YOUR GOAL → Report all lines from the entries below in which "left" appears.

DATASET RECORDS →
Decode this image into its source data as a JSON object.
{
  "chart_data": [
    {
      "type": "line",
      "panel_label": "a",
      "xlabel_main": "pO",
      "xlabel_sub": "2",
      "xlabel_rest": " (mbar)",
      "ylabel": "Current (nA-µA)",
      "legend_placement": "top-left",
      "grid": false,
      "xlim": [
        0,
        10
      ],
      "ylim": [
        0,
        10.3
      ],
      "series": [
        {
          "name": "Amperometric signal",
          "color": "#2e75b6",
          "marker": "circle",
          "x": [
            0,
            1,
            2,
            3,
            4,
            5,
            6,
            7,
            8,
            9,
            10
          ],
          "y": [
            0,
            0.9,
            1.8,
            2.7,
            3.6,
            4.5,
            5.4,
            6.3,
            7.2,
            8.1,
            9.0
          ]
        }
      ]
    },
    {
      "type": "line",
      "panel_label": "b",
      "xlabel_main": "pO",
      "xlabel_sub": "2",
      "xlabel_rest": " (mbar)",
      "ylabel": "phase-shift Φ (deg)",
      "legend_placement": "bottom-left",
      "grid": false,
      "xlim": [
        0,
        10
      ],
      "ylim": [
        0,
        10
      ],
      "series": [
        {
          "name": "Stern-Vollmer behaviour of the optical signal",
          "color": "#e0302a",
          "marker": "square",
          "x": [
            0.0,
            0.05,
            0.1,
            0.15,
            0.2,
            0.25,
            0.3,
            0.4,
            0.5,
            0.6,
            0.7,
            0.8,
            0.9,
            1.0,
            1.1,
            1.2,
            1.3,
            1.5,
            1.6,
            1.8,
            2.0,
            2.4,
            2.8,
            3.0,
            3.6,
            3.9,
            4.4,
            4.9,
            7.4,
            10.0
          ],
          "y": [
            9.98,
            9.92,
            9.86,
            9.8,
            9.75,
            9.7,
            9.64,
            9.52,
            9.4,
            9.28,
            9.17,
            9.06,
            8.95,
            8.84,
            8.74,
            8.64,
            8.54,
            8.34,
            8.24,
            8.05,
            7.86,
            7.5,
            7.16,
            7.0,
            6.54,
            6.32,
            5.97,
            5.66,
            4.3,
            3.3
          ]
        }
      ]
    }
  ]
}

IN RESPONSE →
      "legend_placement": "top-left",
      "legend_placement": "bottom-left",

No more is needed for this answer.